>> Start
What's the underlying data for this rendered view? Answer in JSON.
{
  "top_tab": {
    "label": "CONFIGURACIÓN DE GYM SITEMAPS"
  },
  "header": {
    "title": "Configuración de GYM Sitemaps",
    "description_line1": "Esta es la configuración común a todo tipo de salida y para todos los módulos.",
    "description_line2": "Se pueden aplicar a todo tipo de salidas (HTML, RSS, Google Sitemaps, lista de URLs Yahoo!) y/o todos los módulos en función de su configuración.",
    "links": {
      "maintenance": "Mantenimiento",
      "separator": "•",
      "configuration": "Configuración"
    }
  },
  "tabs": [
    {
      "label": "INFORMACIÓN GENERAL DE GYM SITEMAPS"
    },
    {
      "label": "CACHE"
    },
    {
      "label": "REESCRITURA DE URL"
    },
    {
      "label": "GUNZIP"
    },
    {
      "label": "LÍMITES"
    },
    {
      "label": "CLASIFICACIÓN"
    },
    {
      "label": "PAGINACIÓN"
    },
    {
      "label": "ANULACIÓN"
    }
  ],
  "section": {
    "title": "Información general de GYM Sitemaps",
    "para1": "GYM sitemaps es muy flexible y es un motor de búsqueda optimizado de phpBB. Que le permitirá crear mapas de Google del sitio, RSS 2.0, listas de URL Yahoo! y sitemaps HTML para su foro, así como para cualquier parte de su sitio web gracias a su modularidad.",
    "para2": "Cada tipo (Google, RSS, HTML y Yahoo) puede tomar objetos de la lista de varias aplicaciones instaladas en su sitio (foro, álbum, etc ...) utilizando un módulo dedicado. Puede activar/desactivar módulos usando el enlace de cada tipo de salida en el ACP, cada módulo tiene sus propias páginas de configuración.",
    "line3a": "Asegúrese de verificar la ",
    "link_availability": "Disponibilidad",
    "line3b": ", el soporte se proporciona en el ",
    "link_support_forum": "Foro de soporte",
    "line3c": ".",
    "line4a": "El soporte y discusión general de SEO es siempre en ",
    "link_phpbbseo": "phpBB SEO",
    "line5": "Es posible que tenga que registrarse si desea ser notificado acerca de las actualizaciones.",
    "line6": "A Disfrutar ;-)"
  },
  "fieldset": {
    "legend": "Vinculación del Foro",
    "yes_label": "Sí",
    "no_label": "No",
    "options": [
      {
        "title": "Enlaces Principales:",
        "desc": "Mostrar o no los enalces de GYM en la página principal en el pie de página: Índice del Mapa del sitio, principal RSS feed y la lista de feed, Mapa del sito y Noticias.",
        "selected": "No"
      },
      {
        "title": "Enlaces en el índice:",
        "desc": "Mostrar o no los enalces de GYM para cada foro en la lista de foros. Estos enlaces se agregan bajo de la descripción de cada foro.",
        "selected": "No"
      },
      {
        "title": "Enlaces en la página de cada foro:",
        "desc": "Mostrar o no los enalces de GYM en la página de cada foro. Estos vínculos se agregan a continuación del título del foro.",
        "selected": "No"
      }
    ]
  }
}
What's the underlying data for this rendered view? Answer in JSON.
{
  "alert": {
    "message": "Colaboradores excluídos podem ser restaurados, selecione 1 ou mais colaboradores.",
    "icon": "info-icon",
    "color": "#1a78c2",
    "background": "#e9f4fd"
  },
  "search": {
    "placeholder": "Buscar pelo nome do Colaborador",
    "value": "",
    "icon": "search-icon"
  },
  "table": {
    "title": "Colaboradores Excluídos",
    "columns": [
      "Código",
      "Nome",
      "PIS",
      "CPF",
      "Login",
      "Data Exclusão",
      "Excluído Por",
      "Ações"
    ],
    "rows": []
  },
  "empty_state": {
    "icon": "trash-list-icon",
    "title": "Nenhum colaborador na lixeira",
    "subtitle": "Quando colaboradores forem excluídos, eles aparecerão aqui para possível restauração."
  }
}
>> End
▶ **Short task**: Extract lines where the string "sitio" occurs.

▶ **Task solution**:
    "para1": "GYM sitemaps es muy flexible y es un motor de búsqueda optimizado de phpBB. Que le permitirá crear mapas de Google del sitio, RSS 2.0, listas de URL Yahoo! y sitemaps HTML para su foro, así como para cualquier parte de su sitio web gracias a su modularidad.",
    "para2": "Cada tipo (Google, RSS, HTML y Yahoo) puede tomar objetos de la lista de varias aplicaciones instaladas en su sitio (foro, álbum, etc ...) utilizando un módulo dedicado. Puede activar/desactivar módulos usando el enlace de cada tipo de salida en el ACP, cada módulo tiene sus propias páginas de configuración.",
        "desc": "Mostrar o no los enalces de GYM en la página principal en el pie de página: Índice del Mapa del sitio, principal RSS feed y la lista de feed, Mapa del sito y Noticias.",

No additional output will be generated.